▶ [EXERCISE INSTRUCTIONS] Swap "divider" for "separator" in the records from their first line through the line containing "wallpaper-icon [22,403,48,429]", and write those lines out again with everything else unchanged.

═════ ENTRIES

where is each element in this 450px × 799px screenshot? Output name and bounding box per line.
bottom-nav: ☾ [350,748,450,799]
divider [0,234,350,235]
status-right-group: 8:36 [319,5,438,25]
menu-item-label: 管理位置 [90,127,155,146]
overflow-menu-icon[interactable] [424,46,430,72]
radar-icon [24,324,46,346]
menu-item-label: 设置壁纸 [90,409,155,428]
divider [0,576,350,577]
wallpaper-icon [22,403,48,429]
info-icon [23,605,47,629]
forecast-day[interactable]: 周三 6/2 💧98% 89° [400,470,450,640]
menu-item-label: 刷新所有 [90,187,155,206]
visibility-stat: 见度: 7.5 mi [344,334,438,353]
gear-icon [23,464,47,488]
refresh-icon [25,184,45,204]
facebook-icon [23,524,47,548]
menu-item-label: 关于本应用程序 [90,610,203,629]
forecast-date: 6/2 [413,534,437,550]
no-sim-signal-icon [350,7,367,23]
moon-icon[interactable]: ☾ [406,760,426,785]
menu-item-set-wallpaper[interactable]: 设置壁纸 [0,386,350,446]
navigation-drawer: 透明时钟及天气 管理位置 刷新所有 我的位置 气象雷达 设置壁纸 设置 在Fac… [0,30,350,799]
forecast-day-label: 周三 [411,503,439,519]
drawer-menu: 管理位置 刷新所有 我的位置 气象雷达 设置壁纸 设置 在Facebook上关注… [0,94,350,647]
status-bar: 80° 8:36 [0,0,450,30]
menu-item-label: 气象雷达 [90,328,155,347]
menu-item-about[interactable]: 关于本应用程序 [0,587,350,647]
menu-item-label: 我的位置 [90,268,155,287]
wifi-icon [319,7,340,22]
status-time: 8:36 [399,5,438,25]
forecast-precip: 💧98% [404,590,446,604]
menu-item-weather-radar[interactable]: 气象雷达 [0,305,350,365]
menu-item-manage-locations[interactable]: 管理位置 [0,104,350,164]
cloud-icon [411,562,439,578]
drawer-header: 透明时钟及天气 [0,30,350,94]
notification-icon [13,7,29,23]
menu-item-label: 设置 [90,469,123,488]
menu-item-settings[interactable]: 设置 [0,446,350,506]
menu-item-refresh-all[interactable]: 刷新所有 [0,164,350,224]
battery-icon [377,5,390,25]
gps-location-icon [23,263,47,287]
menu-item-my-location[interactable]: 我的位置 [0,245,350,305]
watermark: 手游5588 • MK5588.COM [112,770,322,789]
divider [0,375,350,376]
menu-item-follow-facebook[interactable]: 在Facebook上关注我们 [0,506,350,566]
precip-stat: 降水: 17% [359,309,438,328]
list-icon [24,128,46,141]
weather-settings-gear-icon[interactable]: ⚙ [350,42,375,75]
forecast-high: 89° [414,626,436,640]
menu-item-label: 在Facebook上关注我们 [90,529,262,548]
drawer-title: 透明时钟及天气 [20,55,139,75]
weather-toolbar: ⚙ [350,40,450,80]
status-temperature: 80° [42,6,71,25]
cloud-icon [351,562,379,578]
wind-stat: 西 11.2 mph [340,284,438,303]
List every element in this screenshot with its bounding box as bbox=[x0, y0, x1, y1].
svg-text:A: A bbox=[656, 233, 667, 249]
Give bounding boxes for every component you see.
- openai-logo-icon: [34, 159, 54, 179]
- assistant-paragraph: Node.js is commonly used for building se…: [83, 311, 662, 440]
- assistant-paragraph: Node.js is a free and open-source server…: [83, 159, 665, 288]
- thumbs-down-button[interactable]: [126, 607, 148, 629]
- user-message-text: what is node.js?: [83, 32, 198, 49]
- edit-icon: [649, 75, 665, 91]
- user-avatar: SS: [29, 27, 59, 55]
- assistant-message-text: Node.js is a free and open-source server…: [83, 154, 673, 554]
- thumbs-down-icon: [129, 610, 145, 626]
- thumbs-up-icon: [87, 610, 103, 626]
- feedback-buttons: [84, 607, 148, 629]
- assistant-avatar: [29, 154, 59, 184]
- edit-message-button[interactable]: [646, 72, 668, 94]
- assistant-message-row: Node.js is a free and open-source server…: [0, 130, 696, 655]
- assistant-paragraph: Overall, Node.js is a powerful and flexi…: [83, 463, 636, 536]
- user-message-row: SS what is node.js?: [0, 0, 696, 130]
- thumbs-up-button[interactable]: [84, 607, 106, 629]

══════════

▶ [WORKED SOLUTION]
where is each element in this 450px × 799px screenshot? Output name and bounding box per line.
bottom-nav: ☾ [350,748,450,799]
separator [0,234,350,235]
status-right-group: 8:36 [319,5,438,25]
menu-item-label: 管理位置 [90,127,155,146]
overflow-menu-icon[interactable] [424,46,430,72]
radar-icon [24,324,46,346]
menu-item-label: 设置壁纸 [90,409,155,428]
separator [0,576,350,577]
wallpaper-icon [22,403,48,429]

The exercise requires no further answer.